Input records:

==*==

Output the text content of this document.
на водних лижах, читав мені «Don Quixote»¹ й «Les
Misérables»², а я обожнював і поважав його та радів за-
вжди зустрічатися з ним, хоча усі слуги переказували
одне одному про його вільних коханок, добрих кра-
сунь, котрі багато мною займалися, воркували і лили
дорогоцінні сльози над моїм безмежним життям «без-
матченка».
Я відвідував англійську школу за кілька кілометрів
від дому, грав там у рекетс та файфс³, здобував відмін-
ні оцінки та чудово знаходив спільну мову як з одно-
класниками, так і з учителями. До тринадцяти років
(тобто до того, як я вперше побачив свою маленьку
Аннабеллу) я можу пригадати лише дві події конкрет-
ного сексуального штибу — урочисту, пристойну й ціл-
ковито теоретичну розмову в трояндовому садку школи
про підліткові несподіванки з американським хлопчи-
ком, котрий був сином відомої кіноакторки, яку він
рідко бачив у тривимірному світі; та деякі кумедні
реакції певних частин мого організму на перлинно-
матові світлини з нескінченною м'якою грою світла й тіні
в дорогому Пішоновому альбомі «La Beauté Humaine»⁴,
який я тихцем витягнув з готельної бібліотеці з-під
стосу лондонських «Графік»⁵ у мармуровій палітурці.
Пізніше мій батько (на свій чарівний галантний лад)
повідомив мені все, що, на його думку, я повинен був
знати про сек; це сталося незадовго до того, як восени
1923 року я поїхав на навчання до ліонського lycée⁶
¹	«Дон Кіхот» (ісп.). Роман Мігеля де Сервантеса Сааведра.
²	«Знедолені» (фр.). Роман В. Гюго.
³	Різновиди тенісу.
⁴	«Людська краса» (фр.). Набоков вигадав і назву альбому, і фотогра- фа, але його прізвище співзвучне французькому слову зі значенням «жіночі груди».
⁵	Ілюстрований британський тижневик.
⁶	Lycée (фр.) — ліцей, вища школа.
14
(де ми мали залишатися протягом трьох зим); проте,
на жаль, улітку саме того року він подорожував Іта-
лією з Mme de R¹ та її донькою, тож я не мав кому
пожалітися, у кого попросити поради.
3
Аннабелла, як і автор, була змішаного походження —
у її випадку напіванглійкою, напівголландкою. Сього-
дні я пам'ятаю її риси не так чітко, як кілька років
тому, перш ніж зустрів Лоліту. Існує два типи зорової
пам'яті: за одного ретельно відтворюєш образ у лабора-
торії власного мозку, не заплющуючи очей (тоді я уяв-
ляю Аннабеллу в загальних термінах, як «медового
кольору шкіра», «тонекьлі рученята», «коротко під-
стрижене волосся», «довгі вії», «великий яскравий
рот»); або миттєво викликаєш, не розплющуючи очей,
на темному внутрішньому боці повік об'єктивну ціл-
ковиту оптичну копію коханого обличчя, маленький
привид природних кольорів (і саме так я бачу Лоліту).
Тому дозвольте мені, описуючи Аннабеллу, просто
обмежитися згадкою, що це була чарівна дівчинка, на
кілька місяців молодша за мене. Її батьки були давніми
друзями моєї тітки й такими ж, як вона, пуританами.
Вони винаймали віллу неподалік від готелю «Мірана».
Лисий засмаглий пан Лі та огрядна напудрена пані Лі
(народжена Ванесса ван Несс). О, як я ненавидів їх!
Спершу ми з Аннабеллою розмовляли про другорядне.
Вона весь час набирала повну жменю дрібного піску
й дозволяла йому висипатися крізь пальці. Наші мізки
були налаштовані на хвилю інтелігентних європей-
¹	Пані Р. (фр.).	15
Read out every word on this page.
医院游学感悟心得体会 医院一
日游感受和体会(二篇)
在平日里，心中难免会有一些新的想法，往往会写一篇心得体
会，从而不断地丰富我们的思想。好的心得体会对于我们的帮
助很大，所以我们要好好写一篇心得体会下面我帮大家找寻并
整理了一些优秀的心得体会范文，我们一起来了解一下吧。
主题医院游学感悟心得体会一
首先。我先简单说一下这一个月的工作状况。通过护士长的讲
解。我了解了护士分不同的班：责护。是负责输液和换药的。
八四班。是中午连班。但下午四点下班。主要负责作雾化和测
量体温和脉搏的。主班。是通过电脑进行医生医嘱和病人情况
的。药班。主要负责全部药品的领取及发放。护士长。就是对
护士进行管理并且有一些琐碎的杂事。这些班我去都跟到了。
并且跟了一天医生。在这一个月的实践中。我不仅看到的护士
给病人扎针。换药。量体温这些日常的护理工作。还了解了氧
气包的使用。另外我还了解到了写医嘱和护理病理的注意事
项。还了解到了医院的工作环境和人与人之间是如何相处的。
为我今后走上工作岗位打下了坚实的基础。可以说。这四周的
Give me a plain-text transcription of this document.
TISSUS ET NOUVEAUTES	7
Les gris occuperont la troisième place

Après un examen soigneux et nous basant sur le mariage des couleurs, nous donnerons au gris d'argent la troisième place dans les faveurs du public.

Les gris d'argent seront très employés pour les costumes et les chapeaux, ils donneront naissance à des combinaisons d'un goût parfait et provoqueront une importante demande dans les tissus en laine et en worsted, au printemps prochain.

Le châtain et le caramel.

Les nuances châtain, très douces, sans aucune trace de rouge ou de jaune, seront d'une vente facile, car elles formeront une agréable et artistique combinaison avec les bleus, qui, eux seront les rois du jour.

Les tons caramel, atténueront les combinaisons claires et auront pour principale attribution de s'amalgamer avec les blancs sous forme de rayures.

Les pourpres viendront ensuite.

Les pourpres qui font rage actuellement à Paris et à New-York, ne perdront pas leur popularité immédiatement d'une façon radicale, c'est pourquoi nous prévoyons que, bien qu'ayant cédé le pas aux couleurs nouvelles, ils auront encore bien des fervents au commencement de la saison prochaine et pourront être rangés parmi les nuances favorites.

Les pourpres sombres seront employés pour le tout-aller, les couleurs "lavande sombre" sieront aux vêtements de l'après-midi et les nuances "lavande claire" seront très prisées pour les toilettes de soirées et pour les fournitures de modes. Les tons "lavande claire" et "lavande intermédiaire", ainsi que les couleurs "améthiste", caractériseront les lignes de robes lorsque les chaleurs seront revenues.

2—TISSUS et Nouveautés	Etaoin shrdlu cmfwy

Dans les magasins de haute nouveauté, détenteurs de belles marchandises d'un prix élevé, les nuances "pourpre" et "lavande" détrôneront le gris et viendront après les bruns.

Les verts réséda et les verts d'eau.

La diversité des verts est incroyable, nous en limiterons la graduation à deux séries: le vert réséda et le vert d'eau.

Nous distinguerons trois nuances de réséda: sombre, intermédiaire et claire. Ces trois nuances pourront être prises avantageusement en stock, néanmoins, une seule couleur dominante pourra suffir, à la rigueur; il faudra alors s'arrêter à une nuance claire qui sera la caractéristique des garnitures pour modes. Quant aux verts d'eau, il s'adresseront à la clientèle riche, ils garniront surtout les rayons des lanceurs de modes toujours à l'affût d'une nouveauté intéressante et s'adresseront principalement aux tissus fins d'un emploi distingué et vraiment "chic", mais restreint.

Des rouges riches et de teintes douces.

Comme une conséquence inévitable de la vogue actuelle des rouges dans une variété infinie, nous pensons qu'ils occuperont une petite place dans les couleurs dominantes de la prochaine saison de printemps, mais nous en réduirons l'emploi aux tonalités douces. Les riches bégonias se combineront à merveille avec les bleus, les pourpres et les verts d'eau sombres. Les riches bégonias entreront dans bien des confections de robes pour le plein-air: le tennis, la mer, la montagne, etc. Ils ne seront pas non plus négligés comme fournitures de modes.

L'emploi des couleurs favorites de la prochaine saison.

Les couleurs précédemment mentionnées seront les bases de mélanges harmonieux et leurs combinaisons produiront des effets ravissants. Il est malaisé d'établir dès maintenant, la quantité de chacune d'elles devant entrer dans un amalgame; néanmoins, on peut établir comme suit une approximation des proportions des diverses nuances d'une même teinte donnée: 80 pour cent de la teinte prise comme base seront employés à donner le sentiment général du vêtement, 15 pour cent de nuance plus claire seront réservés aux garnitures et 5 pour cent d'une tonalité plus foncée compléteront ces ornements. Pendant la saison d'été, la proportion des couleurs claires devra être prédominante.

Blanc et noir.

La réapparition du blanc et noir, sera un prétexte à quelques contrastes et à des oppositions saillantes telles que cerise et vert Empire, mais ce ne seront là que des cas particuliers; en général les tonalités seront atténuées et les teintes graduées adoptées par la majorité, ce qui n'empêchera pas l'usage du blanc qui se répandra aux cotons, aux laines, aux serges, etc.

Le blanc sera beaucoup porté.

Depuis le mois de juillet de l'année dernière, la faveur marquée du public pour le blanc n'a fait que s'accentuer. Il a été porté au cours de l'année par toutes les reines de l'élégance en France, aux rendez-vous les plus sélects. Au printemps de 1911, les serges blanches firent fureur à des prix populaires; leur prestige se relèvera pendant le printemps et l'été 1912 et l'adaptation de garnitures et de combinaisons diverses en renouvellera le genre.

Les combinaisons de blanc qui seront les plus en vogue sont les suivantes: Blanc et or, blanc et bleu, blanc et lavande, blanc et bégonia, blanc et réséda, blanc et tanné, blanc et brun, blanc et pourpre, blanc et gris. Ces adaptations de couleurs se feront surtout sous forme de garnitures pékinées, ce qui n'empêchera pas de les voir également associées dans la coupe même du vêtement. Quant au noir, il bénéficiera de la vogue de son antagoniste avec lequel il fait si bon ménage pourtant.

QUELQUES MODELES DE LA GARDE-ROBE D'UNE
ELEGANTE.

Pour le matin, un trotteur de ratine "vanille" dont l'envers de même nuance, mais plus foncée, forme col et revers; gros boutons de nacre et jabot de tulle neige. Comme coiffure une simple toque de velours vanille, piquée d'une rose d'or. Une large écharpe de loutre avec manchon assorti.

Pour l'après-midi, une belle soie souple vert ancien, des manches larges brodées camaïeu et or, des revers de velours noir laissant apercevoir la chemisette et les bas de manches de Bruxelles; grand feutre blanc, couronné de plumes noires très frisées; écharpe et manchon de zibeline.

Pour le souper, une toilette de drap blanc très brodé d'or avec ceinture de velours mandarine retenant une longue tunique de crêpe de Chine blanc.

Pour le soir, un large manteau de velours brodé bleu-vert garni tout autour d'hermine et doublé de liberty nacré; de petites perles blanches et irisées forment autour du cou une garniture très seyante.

==*==

Exercise: For each line of the listing that holds the word "Роман", show that line.

Output for this task:
¹	«Дон Кіхот» (ісп.). Роман Мігеля де Сервантеса Сааведра.
²	«Знедолені» (фр.). Роман В. Гюго.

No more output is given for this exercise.